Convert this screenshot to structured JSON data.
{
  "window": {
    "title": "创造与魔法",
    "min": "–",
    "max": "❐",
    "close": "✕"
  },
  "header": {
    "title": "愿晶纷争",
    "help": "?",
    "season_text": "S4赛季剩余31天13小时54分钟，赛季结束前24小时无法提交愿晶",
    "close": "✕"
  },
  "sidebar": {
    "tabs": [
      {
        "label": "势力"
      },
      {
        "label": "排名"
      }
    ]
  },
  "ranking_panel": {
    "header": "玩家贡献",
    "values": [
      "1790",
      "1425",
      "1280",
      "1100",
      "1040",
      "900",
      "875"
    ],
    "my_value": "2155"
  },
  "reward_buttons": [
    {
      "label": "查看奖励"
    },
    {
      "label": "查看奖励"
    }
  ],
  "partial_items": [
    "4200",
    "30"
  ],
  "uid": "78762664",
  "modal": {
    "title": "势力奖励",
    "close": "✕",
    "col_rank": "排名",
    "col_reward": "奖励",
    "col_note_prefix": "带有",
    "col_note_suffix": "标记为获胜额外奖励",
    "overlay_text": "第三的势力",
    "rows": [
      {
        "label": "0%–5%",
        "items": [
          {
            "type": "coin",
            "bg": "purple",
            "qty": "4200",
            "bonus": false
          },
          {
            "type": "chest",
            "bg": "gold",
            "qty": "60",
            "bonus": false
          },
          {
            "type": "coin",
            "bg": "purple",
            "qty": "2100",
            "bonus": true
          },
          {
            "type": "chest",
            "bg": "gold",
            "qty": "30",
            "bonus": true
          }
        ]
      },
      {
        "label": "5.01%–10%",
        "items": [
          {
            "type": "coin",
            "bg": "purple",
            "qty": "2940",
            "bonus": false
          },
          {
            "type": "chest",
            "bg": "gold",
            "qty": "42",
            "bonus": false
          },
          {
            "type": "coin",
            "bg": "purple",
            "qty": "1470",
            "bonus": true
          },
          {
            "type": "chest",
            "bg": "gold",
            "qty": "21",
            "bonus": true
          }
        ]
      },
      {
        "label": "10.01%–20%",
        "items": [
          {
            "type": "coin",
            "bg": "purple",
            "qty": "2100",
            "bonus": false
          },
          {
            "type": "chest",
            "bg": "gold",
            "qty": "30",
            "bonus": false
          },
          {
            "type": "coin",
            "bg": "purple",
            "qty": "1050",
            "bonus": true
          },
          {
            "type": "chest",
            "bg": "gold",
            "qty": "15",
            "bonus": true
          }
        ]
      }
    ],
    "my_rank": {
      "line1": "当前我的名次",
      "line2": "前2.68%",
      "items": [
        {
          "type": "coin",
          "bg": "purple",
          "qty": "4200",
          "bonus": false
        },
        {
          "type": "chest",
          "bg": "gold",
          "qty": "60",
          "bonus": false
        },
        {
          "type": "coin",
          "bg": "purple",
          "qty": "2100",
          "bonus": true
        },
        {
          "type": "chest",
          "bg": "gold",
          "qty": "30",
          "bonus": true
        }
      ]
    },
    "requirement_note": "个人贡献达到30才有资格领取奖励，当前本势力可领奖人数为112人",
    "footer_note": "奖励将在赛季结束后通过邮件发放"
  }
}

########################################

> **Task to carry out**: Please repeat the listing above in full and exactly.

> **Task response**:
Convert this screenshot to structured JSON data.
{
  "window": {
    "title": "创造与魔法",
    "min": "–",
    "max": "❐",
    "close": "✕"
  },
  "header": {
    "title": "愿晶纷争",
    "help": "?",
    "season_text": "S4赛季剩余31天13小时54分钟，赛季结束前24小时无法提交愿晶",
    "close": "✕"
  },
  "sidebar": {
    "tabs": [
      {
        "label": "势力"
      },
      {
        "label": "排名"
      }
    ]
  },
  "ranking_panel": {
    "header": "玩家贡献",
    "values": [
      "1790",
      "1425",
      "1280",
      "1100",
      "1040",
      "900",
      "875"
    ],
    "my_value": "2155"
  },
  "reward_buttons": [
    {
      "label": "查看奖励"
    },
    {
      "label": "查看奖励"
    }
  ],
  "partial_items": [
    "4200",
    "30"
  ],
  "uid": "78762664",
  "modal": {
    "title": "势力奖励",
    "close": "✕",
    "col_rank": "排名",
    "col_reward": "奖励",
    "col_note_prefix": "带有",
    "col_note_suffix": "标记为获胜额外奖励",
    "overlay_text": "第三的势力",
    "rows": [
      {
        "label": "0%–5%",
        "items": [
          {
            "type": "coin",
            "bg": "purple",
            "qty": "4200",
            "bonus": false
          },
          {
            "type": "chest",
            "bg": "gold",
            "qty": "60",
            "bonus": false
          },
          {
            "type": "coin",
            "bg": "purple",
            "qty": "2100",
            "bonus": true
          },
          {
            "type": "chest",
            "bg": "gold",
            "qty": "30",
            "bonus": true
          }
        ]
      },
      {
        "label": "5.01%–10%",
        "items": [
          {
            "type": "coin",
            "bg": "purple",
            "qty": "2940",
            "bonus": false
          },
          {
            "type": "chest",
            "bg": "gold",
            "qty": "42",
            "bonus": false
          },
          {
            "type": "coin",
            "bg": "purple",
            "qty": "1470",
            "bonus": true
          },
          {
            "type": "chest",
            "bg": "gold",
            "qty": "21",
            "bonus": true
          }
        ]
      },
      {
        "label": "10.01%–20%",
        "items": [
          {
            "type": "coin",
            "bg": "purple",
            "qty": "2100",
            "bonus": false
          },
          {
            "type": "chest",
            "bg": "gold",
            "qty": "30",
            "bonus": false
          },
          {
            "type": "coin",
            "bg": "purple",
            "qty": "1050",
            "bonus": true
          },
          {
            "type": "chest",
            "bg": "gold",
            "qty": "15",
            "bonus": true
          }
        ]
      }
    ],
    "my_rank": {
      "line1": "当前我的名次",
      "line2": "前2.68%",
      "items": [
        {
          "type": "coin",
          "bg": "purple",
          "qty": "4200",
          "bonus": false
        },
        {
          "type": "chest",
          "bg": "gold",
          "qty": "60",
          "bonus": false
        },
        {
          "type": "coin",
          "bg": "purple",
          "qty": "2100",
          "bonus": true
        },
        {
          "type": "chest",
          "bg": "gold",
          "qty": "30",
          "bonus": true
        }
      ]
    },
    "requirement_note": "个人贡献达到30才有资格领取奖励，当前本势力可领奖人数为112人",
    "footer_note": "奖励将在赛季结束后通过邮件发放"
  }
}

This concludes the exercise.